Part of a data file
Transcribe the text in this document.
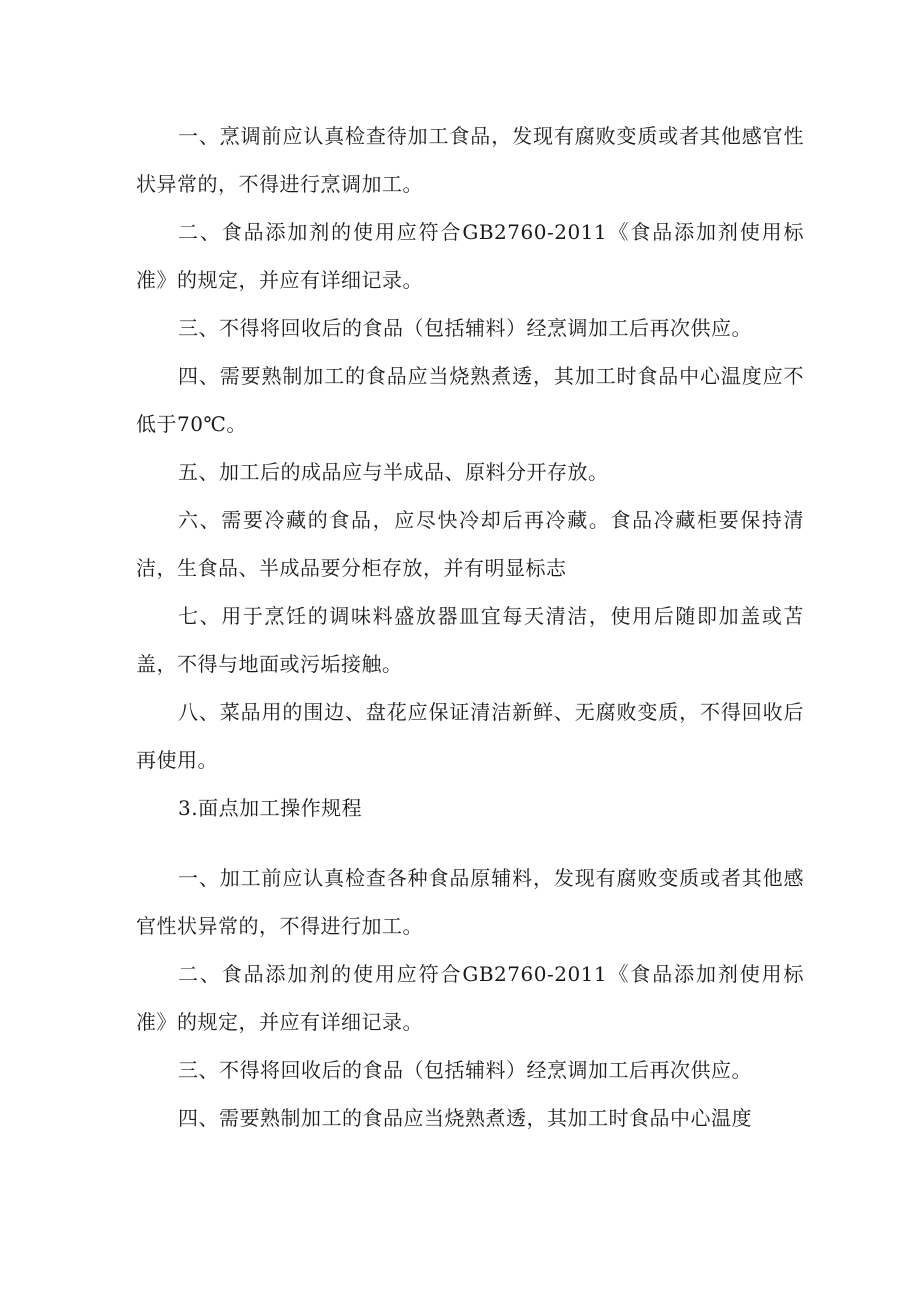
一、烹调前应认真检查待加工食品，发现有腐败变质或者其他感官性状异常的，不得进行烹调加工。

二、食品添加剂的使用应符合GB2760-2011《食品添加剂使用标准》的规定，并应有详细记录。

三、不得将回收后的食品（包括辅料）经烹调加工后再次供应。

四、需要熟制加工的食品应当烧熟煮透，其加工时食品中心温度应不低于70℃。

五、加工后的成品应与半成品、原料分开存放。

六、需要冷藏的食品，应尽快冷却后再冷藏。食品冷藏柜要保持清洁，生食品、半成品要分柜存放，并有明显标志

七、用于烹饪的调味料盛放器皿宜每天清洁，使用后随即加盖或苫盖，不得与地面或污垢接触。

八、菜品用的围边、盘花应保证清洁新鲜、无腐败变质，不得回收后再使用。

3.面点加工操作规程

一、加工前应认真检查各种食品原辅料，发现有腐败变质或者其他感官性状异常的，不得进行加工。

二、食品添加剂的使用应符合GB2760-2011《食品添加剂使用标准》的规定，并应有详细记录。

三、不得将回收后的食品（包括辅料）经烹调加工后再次供应。

四、需要熟制加工的食品应当烧熟煮透，其加工时食品中心温度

» EXERCISE DIRECTIONS: Tally how many lines of the data include the word "发现有腐败变质或者其他感官性状异常的". Write the number and nothing else.

» WRITTEN RESPONSE: 2